● **DIRECTIONS FOR THIS TASK**: Pick out each line with the word "JSON" from the material that follows.

● **Records from a dataset**:
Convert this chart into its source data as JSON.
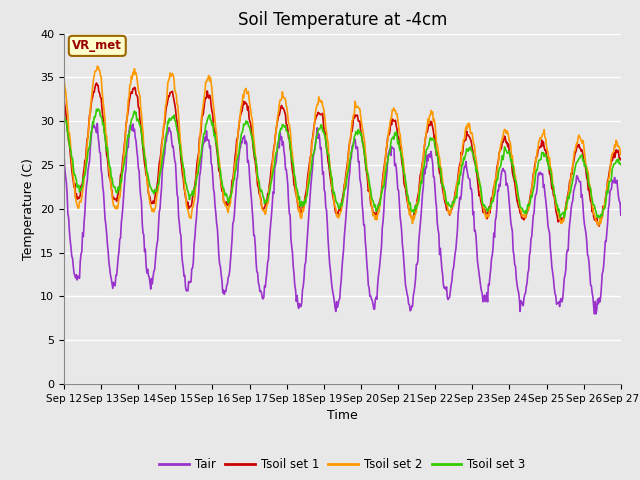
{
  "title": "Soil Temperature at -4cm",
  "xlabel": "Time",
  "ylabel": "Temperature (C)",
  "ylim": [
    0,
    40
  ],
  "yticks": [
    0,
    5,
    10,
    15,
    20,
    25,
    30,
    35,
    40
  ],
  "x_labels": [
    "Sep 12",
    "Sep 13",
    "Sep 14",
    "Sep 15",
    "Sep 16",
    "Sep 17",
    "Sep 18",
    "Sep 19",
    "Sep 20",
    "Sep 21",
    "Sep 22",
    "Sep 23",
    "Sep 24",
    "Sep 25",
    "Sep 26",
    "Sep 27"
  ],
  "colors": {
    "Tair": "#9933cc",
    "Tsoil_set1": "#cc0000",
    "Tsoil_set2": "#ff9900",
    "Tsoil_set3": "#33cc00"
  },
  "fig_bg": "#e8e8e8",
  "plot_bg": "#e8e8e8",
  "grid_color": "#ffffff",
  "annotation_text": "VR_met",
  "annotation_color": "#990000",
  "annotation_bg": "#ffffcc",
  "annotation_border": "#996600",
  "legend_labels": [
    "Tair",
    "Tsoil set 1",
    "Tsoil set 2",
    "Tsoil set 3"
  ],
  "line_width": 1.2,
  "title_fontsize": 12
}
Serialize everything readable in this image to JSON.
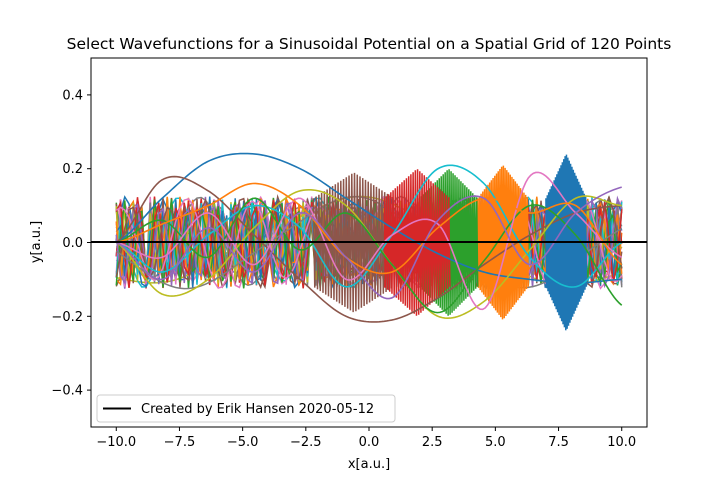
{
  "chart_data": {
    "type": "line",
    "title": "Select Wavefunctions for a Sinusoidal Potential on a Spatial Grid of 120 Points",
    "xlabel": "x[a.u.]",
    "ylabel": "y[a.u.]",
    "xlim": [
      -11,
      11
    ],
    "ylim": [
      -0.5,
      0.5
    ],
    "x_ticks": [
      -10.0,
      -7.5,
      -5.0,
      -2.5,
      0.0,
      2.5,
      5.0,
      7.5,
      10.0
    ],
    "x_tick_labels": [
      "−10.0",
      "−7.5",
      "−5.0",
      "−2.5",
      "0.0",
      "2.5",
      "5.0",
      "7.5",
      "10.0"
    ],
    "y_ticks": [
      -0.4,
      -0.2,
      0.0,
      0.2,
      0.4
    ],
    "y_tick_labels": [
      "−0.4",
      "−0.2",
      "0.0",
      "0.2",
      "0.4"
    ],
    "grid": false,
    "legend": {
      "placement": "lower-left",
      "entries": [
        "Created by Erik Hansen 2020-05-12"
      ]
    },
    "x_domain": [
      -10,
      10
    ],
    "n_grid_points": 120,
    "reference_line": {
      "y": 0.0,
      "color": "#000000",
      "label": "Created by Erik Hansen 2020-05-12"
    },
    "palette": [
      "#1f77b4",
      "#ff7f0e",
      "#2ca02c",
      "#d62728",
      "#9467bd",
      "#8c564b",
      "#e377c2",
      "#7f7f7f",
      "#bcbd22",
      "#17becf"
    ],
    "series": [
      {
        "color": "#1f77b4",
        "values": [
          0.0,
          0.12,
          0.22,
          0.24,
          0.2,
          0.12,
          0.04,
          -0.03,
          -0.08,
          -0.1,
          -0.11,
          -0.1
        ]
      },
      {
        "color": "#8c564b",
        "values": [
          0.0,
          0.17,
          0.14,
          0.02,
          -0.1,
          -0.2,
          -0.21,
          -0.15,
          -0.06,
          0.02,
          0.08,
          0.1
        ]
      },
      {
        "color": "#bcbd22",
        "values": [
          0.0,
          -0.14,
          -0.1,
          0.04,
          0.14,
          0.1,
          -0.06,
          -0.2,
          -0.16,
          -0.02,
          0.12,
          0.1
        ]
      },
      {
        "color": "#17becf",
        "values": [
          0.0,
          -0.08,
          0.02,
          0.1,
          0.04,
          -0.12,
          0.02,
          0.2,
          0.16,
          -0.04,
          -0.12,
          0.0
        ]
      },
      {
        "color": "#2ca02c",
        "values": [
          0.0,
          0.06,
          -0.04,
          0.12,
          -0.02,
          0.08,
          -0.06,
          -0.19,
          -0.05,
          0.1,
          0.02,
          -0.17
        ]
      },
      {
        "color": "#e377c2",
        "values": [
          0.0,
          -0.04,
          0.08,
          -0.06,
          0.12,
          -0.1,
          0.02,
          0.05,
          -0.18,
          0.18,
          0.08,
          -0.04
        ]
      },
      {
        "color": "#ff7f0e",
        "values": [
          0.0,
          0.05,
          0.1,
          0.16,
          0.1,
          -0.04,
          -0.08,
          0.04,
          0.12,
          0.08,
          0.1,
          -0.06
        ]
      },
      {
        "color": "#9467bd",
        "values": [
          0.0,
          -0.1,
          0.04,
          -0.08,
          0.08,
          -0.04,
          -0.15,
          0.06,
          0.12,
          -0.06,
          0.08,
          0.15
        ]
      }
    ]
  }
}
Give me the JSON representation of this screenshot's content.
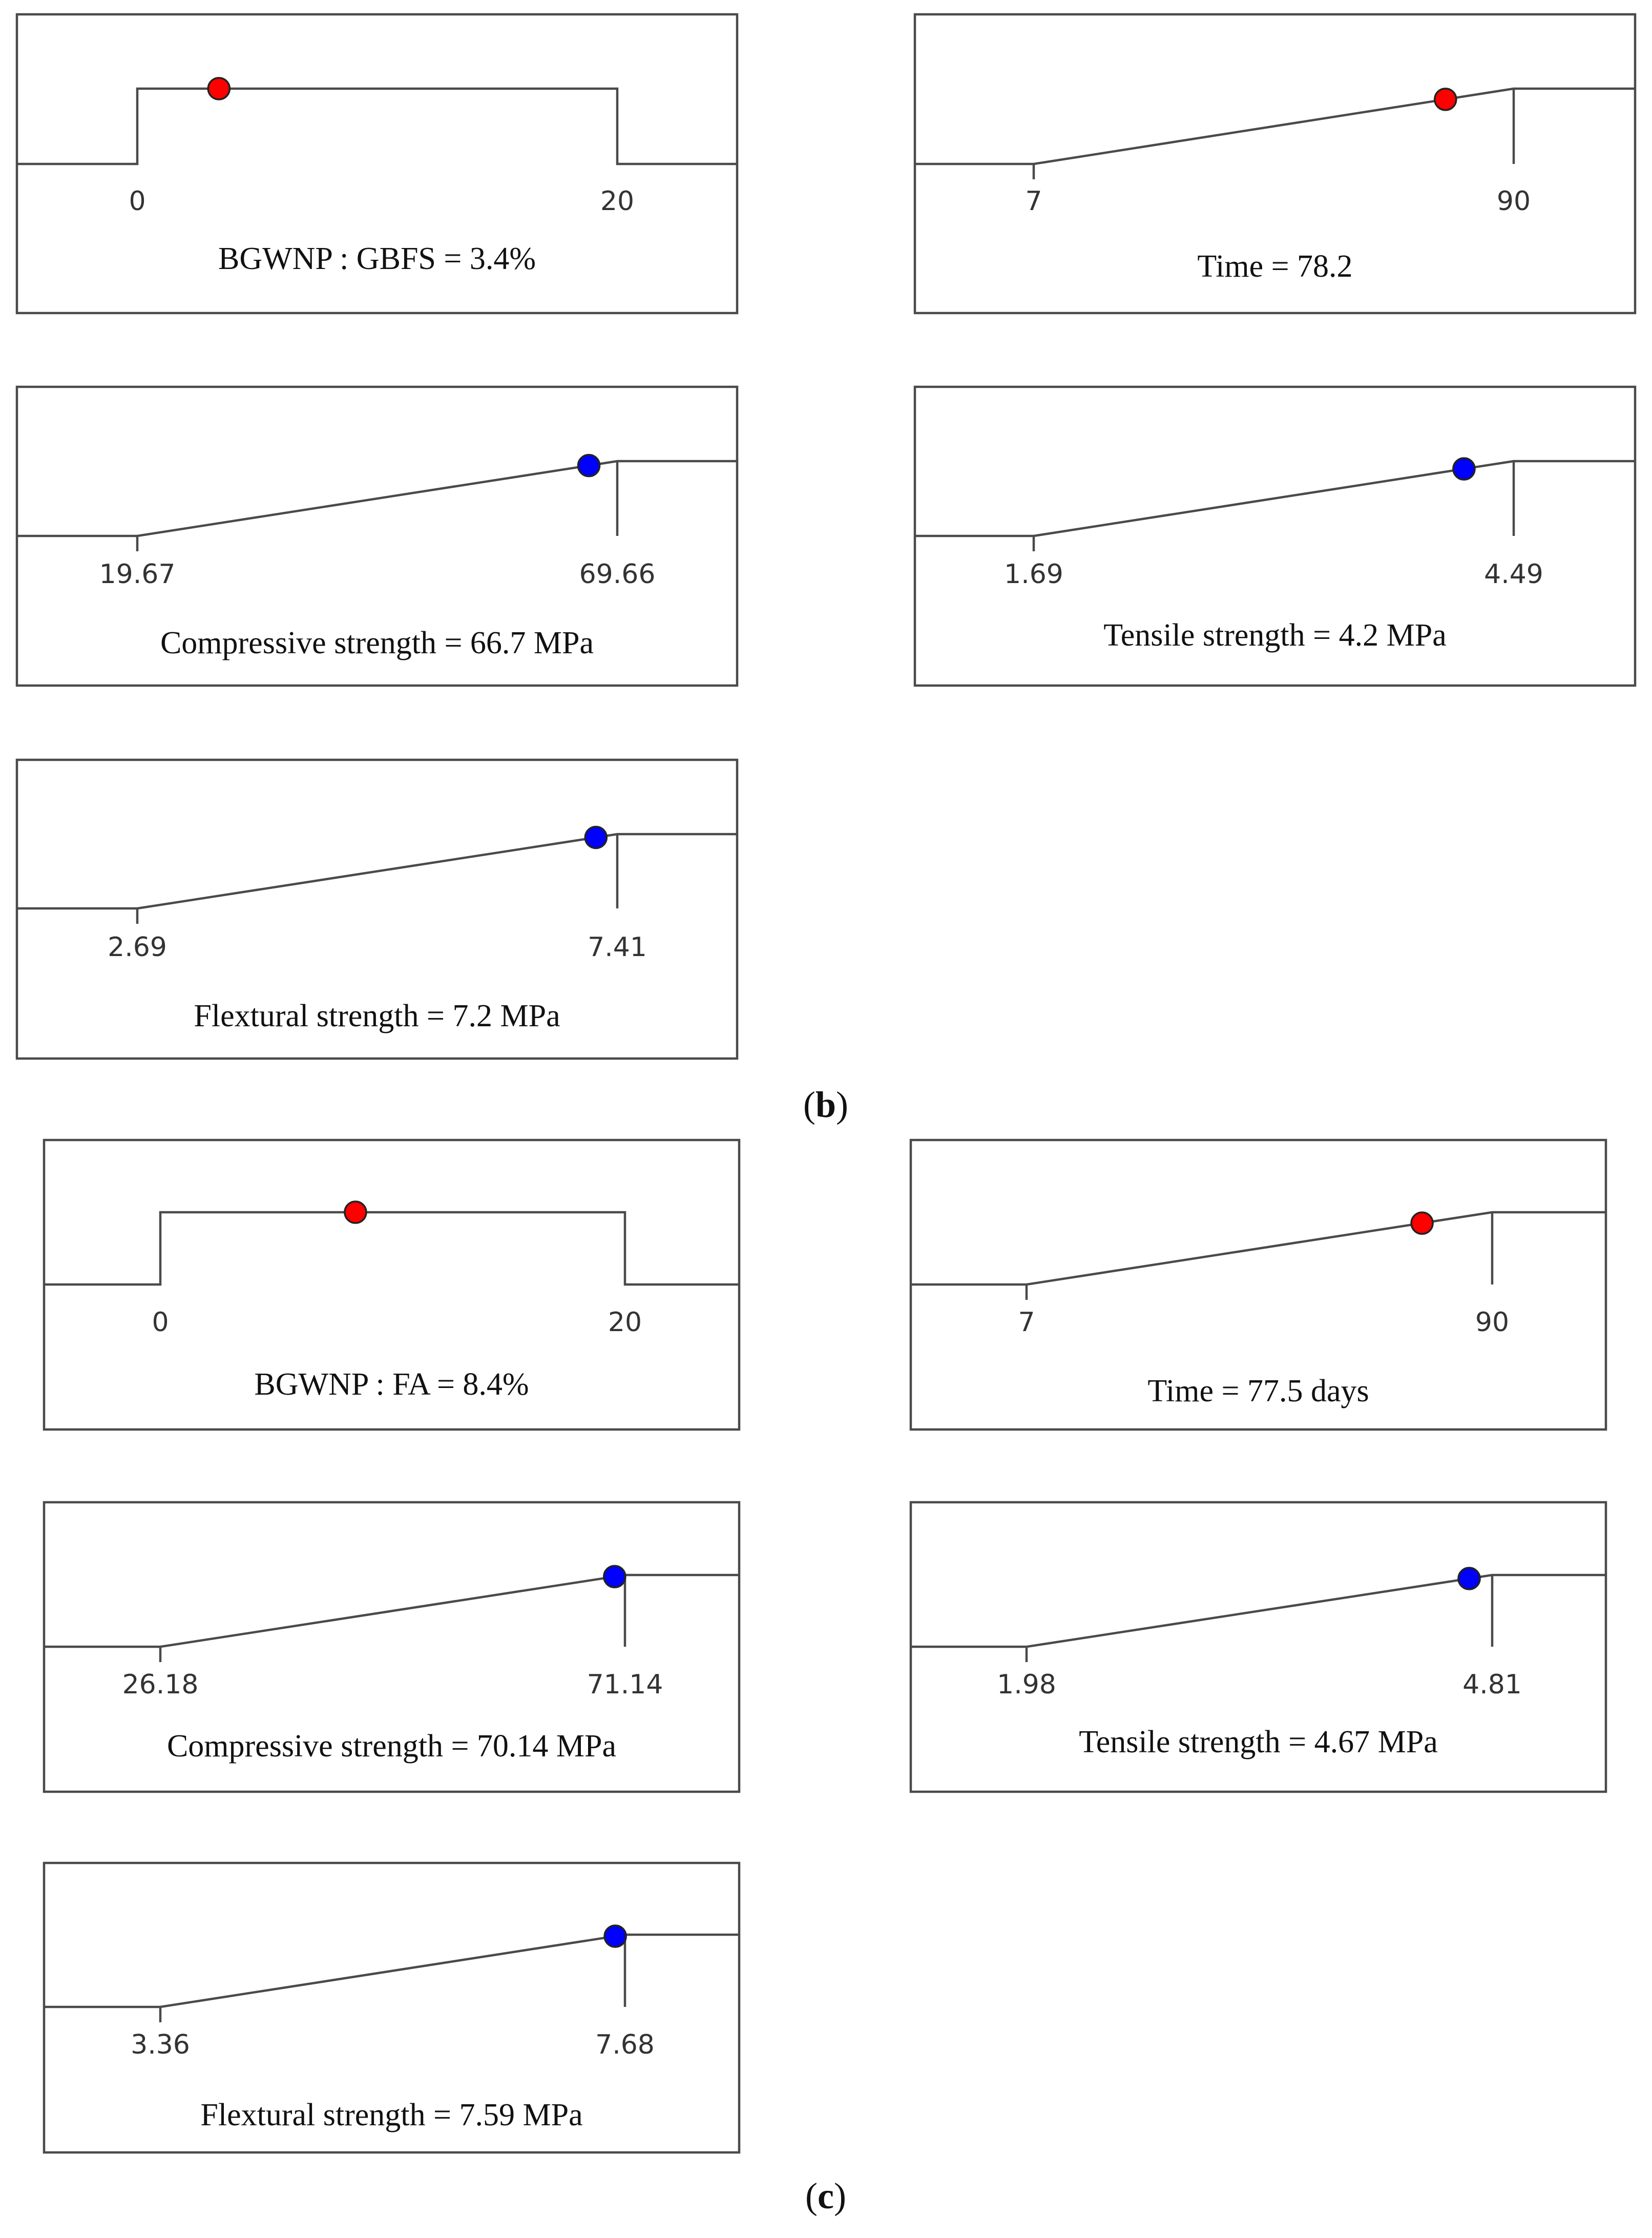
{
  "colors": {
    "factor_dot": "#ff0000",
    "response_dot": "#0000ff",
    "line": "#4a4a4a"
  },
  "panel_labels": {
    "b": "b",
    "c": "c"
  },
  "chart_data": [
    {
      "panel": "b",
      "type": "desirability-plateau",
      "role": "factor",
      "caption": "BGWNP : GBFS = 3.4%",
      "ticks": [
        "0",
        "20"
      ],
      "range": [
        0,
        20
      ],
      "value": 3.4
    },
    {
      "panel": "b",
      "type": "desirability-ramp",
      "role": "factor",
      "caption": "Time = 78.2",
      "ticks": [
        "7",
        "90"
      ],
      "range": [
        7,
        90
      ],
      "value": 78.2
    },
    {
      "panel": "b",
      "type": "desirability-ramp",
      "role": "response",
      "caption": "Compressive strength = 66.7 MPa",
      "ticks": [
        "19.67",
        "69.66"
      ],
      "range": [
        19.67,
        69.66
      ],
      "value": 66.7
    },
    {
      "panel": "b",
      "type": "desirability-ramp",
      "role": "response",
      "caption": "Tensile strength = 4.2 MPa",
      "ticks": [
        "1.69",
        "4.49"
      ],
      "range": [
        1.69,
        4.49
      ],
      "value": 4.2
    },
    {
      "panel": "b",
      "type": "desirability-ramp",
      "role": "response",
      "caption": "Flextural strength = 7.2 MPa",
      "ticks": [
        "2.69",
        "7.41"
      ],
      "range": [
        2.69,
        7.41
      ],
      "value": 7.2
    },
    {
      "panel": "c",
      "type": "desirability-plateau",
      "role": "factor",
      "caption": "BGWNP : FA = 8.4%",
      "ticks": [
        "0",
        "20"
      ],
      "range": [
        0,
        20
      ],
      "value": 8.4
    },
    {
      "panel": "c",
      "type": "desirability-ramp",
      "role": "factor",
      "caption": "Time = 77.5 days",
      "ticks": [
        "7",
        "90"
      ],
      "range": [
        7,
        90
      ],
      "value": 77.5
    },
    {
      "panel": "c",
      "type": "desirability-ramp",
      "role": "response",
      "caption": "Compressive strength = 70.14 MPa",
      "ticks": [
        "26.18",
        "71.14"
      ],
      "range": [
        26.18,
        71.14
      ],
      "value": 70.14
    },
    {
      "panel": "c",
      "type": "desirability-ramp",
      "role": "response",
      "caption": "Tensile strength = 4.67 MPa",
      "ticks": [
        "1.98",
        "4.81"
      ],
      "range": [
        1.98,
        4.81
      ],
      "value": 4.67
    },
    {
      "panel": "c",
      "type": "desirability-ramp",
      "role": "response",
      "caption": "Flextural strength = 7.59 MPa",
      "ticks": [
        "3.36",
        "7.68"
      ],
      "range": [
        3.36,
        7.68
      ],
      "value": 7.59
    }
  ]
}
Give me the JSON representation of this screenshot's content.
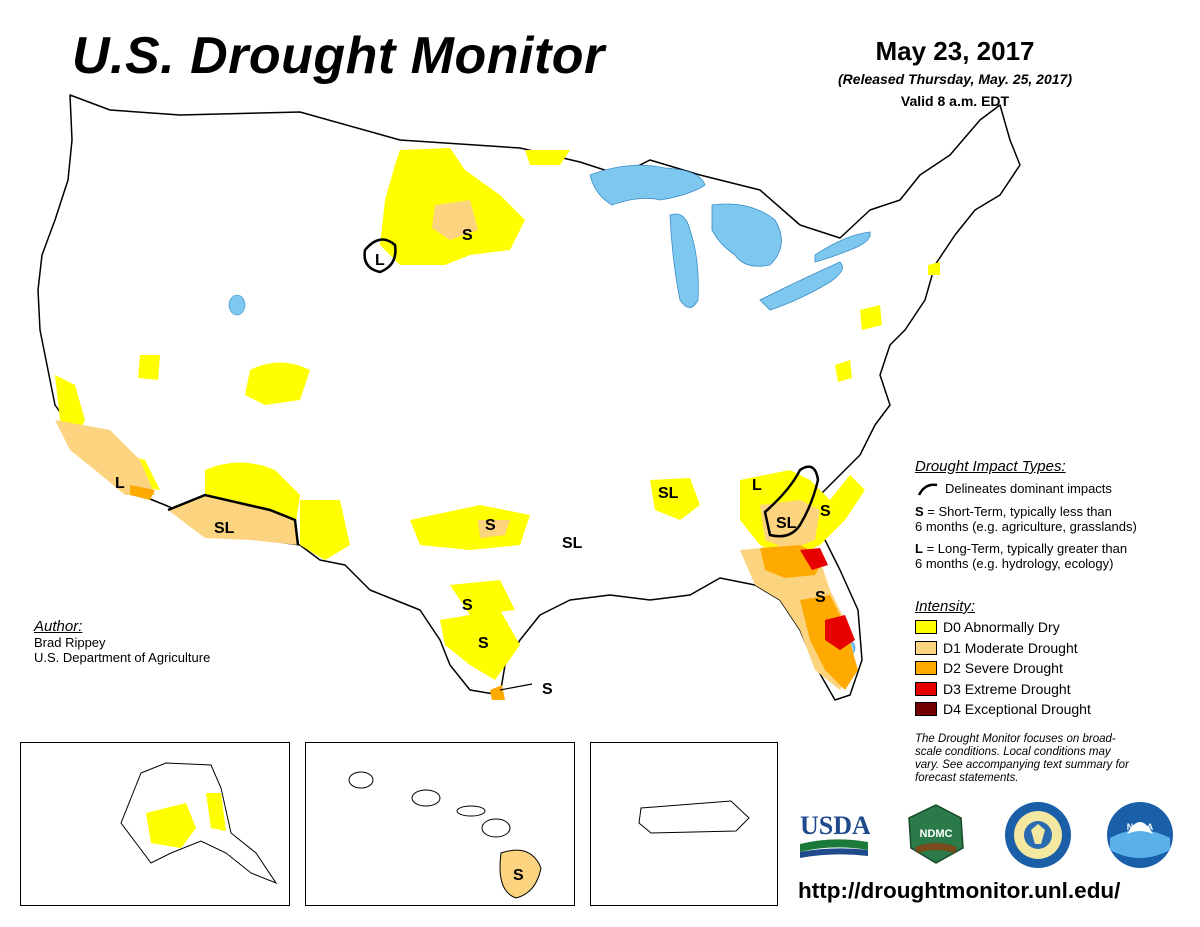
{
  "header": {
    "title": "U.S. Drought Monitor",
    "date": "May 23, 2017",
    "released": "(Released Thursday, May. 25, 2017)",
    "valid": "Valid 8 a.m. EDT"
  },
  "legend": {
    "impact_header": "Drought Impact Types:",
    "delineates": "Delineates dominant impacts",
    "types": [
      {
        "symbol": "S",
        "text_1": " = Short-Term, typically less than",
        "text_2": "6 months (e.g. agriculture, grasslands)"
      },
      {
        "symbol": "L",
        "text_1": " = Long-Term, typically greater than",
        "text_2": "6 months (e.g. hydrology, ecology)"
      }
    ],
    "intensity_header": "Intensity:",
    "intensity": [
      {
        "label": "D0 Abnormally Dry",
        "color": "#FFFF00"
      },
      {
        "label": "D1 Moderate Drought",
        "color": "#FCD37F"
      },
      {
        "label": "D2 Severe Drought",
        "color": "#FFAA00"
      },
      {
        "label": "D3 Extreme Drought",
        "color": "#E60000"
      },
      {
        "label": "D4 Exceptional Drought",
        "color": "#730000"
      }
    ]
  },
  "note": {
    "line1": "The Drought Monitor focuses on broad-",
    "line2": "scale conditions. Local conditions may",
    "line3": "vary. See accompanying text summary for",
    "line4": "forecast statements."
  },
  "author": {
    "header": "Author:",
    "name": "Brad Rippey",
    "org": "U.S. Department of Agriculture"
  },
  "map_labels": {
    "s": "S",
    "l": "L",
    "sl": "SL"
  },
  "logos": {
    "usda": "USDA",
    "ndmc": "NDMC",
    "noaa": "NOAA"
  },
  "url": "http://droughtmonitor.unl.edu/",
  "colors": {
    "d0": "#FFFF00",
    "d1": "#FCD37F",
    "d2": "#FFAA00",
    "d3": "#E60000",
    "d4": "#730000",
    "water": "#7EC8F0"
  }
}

● **OUTPUT FOR THIS EXERCISE**:
Convert this chart into its source data as JSON.
Serialize everything readable in this image to JSON.
Give me the JSON representation of this screenshot's content.
Give me the JSON representation of this screenshot's content.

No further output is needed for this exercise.